What you will do:
A: In the article on Sepia's new executive chef, in what month and year was Kyle Cottle named to that role?
B: Reproduce the passage of the article on Sepia's new executive chef starting at "When Kyle Cottle" and ending at "transition was seamless.".
C: Render this sentence from the article on Sepia's new executive chef in Spanish: "Chef Andrew Zimmerman was spending nearly all of his time at sister restaurant Proxi when he hired Cottle in 2019, and he needed someone to make sure Sepia was running smoothly."

Extract to read:
• • • • • • •

When Kyle Cottle was named Sepia’s new executive chef in December 2025, the promotion felt more like a formality than a dramatic change. Cottle had spent the previous six years as chef de cuisine at one of Chicago’s most iconic fine-dining institutions, and much of the food on the menu was already his. Passing the torch to a new chef can be a delicate process for a beloved restaurant, requiring a balance between preserving its identity and allowing new creative ideas to emerge. In Sepia’s case, the transition was seamless.
“For so many years I've been the chef behind the chef,” Cottle says. “Andrew [Zimmerman] had to do a lot of these things and answer questions for me. He's very articulate and I just want to cook good food, have a good time, nurture the kitchen staff, and make sure the restaurant is as strong as it possibly can be.” As executive chef, his responsibilities remain largely the same, focused on day-to-day operations and leading the kitchen.
“Really nothing has changed, other than I'm making time for more interviews like this now,” he says.
Chef Andrew Zimmerman was spending nearly all of his time at sister restaurant Proxi when he hired Cottle in 2019, and he needed someone to make sure Sepia was running smoothly.
“My job was to make sure Andrew didn't have to worry about this place at all,” Cottle says. “Which is probably why it was so easy to hand it over to me.” While Zimmerman would taste new dishes and offer feedback, Cottle had significant creative control over the menu as chef de cuisine. “Andrew [Zimmerman] really gave me the freedom to exercise what I wanted to do for so long,” Cottle says. “It's only gotten better year over year and I think right now is the best that I've ever seen the restaurant food-wise.”

• • • • • • •

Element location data
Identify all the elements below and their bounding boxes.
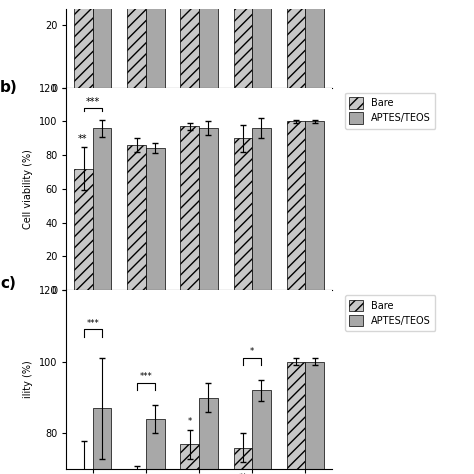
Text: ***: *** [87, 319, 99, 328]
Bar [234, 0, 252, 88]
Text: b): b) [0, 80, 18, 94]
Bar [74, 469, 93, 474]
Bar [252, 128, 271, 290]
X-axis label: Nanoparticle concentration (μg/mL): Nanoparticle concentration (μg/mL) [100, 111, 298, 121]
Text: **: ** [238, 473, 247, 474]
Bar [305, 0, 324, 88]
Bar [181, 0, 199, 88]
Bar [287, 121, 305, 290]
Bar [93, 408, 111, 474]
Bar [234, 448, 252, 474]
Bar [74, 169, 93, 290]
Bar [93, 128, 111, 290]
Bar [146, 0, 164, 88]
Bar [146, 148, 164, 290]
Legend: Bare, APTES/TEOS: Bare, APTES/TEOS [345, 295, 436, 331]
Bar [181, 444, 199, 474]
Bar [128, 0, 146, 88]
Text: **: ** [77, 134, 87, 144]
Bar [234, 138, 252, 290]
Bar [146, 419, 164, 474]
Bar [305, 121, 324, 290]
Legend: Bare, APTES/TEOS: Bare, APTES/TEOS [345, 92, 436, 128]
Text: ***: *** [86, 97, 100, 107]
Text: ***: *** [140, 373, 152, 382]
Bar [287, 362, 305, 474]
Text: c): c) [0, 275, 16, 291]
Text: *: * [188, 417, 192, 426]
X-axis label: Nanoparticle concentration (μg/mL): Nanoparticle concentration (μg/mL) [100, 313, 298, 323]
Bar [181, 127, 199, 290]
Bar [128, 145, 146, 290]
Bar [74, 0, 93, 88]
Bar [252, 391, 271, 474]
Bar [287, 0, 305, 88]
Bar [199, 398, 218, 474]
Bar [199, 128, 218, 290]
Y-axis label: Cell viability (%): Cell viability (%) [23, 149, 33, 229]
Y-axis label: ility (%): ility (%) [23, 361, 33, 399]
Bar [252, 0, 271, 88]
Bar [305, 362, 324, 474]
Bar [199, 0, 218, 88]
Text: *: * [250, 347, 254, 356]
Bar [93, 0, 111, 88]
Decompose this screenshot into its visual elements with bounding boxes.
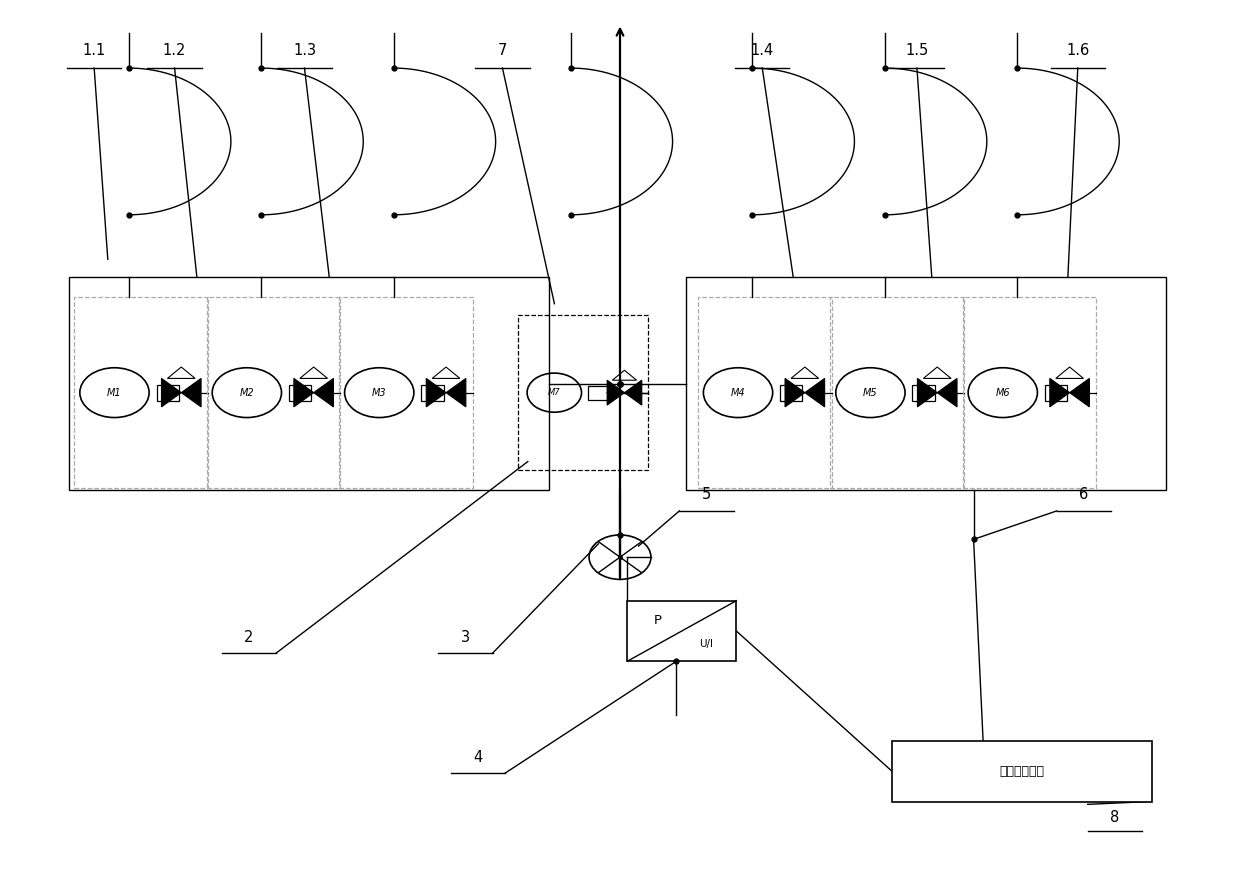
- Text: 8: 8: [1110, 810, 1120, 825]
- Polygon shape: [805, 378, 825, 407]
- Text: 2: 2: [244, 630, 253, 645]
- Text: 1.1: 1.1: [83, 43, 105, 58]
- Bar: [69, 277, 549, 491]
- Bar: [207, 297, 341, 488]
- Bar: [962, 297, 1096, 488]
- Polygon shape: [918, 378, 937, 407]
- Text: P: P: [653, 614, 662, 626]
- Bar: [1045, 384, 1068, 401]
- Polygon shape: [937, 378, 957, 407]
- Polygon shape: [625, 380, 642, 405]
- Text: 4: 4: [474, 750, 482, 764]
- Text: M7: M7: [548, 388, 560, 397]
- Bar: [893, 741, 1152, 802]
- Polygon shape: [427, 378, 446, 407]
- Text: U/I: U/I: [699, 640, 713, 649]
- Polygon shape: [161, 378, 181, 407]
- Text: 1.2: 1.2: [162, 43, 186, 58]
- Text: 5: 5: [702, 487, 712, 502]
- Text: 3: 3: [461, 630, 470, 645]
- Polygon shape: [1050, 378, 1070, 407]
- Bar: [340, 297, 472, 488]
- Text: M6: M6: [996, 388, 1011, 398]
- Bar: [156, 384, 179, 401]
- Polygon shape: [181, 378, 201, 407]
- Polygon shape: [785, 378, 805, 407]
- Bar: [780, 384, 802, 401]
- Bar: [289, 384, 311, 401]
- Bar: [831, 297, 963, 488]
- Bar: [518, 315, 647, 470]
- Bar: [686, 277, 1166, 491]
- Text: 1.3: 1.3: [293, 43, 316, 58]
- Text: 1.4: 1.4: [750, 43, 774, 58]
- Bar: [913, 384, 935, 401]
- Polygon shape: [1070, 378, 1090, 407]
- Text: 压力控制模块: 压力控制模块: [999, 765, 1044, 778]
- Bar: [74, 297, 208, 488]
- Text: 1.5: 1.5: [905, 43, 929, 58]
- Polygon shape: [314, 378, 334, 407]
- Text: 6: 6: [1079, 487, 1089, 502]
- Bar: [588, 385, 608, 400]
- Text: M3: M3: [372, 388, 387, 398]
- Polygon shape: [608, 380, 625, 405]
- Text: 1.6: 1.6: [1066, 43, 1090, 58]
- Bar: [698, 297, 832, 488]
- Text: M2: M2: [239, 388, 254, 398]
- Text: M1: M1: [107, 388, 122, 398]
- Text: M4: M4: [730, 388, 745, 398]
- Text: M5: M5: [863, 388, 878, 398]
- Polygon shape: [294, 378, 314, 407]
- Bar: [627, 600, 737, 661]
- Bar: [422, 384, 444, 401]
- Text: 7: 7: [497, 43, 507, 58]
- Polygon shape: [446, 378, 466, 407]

• • • • • • •

The solutions:
A: December 2025

B:
When Kyle Cottle was named Sepia’s new executive chef in December 2025, the promotion felt more like a formality than a dramatic change. Cottle had spent the previous six years as chef de cuisine at one of Chicago’s most iconic fine-dining institutions, and much of the food on the menu was already his. Passing the torch to a new chef can be a delicate process for a beloved restaurant, requiring a balance between preserving its identity and allowing new creative ideas to emerge. In Sepia’s case, the transition was seamless.

C: El chef Andrew Zimmerman pasaba casi todo su tiempo en el restaurante hermano Proxi cuando contrató a Cottle en 2019, y necesitaba a alguien que se asegurara de que Sepia funcionara sin problemas.